Stated problem - Please copy exactly the lines that begin with the one containing "What's the underlying" and end with the last line of the entries.
═══ Supplied material ═══
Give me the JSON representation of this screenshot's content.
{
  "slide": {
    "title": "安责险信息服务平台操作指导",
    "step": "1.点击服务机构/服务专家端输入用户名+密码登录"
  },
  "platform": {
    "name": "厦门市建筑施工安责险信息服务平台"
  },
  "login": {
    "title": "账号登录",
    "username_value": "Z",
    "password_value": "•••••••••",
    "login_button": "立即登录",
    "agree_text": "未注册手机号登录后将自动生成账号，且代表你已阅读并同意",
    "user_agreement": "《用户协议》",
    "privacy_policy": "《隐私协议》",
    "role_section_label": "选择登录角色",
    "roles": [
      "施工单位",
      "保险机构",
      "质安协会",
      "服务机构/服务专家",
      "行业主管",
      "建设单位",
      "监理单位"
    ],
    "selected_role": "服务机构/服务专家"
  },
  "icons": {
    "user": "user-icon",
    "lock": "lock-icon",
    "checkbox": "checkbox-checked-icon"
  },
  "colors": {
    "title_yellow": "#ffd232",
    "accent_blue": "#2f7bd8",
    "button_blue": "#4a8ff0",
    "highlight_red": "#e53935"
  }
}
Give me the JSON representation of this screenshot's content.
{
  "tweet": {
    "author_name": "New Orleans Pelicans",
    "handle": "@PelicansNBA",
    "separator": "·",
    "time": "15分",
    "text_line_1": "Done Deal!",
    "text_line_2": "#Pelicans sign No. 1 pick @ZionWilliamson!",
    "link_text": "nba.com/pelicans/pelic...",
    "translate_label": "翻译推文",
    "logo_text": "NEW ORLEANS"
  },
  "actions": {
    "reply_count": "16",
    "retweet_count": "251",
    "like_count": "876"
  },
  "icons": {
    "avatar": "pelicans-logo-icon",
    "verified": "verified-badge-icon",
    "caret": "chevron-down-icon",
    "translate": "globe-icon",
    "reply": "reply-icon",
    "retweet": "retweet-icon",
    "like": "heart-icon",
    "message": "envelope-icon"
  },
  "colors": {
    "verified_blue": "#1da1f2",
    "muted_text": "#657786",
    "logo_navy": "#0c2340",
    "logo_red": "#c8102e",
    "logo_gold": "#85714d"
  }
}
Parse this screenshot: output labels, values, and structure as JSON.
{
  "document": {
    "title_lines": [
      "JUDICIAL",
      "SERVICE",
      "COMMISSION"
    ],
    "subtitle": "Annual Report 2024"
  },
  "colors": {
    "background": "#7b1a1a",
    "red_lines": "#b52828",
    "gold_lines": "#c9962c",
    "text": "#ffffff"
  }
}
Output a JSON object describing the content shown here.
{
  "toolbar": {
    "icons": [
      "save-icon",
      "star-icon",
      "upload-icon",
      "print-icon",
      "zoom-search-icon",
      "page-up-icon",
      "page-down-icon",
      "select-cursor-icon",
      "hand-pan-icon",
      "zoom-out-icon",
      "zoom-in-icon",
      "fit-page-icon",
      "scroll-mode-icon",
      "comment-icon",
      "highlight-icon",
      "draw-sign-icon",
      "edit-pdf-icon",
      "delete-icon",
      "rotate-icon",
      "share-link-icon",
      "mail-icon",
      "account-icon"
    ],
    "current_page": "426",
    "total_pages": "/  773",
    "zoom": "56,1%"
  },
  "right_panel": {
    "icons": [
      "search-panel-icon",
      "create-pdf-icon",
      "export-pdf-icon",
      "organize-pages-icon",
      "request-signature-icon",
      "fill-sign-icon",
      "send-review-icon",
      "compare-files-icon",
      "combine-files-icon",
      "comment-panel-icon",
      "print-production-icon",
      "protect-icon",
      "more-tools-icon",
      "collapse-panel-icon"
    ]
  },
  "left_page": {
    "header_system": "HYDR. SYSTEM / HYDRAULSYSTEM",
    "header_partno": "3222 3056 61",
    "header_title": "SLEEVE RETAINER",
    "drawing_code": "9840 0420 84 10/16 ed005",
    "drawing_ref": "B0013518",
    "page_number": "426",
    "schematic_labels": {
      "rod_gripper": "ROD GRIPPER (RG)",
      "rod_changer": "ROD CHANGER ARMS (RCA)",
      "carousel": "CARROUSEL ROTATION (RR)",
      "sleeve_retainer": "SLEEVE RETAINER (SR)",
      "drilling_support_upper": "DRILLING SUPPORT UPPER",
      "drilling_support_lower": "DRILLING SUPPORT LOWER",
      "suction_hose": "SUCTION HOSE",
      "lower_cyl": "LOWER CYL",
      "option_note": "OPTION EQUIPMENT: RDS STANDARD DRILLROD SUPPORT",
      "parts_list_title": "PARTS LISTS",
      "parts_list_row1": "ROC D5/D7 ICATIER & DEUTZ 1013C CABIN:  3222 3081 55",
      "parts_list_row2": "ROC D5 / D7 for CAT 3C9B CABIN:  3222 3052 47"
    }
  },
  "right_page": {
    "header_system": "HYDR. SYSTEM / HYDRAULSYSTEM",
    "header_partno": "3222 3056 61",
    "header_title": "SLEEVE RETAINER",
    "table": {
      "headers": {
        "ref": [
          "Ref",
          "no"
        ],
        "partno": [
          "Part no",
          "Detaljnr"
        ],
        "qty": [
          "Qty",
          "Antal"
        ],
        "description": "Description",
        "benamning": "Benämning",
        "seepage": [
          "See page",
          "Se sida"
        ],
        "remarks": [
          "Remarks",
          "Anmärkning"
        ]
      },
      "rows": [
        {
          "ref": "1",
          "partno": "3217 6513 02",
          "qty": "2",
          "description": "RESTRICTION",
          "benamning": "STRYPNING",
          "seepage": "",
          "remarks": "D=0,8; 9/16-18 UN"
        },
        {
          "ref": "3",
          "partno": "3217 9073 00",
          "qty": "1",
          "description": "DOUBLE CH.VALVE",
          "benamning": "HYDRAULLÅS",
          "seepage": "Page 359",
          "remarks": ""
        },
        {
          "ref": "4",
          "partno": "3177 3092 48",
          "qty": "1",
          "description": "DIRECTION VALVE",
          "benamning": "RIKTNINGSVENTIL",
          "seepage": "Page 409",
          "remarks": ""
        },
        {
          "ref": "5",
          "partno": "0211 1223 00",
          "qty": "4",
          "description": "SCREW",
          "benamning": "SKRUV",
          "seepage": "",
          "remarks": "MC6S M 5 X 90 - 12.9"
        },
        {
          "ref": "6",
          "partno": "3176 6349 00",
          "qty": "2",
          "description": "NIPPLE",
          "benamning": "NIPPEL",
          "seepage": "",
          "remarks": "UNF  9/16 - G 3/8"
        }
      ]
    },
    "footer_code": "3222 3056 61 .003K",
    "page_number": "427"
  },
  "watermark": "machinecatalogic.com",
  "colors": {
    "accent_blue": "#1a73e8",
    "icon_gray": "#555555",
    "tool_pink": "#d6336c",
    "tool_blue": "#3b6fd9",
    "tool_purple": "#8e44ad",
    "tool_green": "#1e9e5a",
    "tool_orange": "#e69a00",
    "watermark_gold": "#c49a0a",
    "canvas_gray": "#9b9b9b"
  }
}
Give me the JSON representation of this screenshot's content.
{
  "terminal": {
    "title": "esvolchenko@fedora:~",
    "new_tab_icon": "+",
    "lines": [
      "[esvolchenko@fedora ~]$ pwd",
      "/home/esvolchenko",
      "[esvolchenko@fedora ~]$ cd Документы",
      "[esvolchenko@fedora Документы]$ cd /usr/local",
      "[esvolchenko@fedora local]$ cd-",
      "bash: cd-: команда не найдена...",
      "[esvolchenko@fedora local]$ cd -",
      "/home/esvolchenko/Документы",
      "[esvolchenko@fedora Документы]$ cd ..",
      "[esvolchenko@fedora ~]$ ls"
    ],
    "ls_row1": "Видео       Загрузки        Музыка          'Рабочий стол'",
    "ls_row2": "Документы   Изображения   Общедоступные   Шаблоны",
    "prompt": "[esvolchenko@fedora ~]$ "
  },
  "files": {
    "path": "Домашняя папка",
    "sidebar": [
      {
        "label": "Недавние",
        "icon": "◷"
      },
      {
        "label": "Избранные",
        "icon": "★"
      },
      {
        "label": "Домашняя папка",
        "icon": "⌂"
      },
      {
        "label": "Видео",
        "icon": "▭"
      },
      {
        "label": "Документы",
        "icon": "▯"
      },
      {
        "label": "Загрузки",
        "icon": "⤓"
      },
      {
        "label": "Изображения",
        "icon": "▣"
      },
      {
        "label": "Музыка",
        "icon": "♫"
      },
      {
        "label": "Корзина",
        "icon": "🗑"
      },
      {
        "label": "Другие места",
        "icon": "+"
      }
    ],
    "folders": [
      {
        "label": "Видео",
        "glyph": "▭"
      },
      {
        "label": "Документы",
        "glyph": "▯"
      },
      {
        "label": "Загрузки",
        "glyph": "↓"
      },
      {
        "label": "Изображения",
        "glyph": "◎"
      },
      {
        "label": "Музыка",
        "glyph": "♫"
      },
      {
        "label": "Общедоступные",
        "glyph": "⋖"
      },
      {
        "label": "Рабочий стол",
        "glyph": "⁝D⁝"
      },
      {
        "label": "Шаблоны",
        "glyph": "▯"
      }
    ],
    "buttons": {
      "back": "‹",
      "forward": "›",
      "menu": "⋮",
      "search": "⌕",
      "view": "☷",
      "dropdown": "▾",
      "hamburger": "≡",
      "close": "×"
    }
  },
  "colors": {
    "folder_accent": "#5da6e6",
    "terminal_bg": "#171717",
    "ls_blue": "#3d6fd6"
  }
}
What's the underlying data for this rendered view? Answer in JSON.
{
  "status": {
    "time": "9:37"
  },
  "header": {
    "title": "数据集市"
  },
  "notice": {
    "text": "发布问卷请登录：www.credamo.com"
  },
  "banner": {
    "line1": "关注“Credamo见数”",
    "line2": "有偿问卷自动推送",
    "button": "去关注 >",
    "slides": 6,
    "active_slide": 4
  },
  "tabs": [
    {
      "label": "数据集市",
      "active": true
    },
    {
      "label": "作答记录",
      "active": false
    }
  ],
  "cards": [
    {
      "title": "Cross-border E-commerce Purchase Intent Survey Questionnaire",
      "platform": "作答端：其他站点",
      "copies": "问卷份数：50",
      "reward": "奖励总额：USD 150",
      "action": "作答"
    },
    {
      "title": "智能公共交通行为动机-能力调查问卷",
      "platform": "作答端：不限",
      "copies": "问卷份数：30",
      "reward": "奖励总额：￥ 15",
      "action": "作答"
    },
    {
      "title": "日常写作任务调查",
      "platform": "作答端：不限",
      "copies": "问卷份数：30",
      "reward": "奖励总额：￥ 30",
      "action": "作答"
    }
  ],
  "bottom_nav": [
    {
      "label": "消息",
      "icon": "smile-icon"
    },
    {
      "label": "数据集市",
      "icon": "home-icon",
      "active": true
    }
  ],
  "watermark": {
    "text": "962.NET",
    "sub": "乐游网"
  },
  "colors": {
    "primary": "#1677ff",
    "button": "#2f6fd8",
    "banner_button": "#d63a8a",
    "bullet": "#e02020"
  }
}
═══
Task response -
What's the underlying data for this rendered view? Answer in JSON.
{
  "status": {
    "time": "9:37"
  },
  "header": {
    "title": "数据集市"
  },
  "notice": {
    "text": "发布问卷请登录：www.credamo.com"
  },
  "banner": {
    "line1": "关注“Credamo见数”",
    "line2": "有偿问卷自动推送",
    "button": "去关注 >",
    "slides": 6,
    "active_slide": 4
  },
  "tabs": [
    {
      "label": "数据集市",
      "active": true
    },
    {
      "label": "作答记录",
      "active": false
    }
  ],
  "cards": [
    {
      "title": "Cross-border E-commerce Purchase Intent Survey Questionnaire",
      "platform": "作答端：其他站点",
      "copies": "问卷份数：50",
      "reward": "奖励总额：USD 150",
      "action": "作答"
    },
    {
      "title": "智能公共交通行为动机-能力调查问卷",
      "platform": "作答端：不限",
      "copies": "问卷份数：30",
      "reward": "奖励总额：￥ 15",
      "action": "作答"
    },
    {
      "title": "日常写作任务调查",
      "platform": "作答端：不限",
      "copies": "问卷份数：30",
      "reward": "奖励总额：￥ 30",
      "action": "作答"
    }
  ],
  "bottom_nav": [
    {
      "label": "消息",
      "icon": "smile-icon"
    },
    {
      "label": "数据集市",
      "icon": "home-icon",
      "active": true
    }
  ],
  "watermark": {
    "text": "962.NET",
    "sub": "乐游网"
  },
  "colors": {
    "primary": "#1677ff",
    "button": "#2f6fd8",
    "banner_button": "#d63a8a",
    "bullet": "#e02020"
  }
}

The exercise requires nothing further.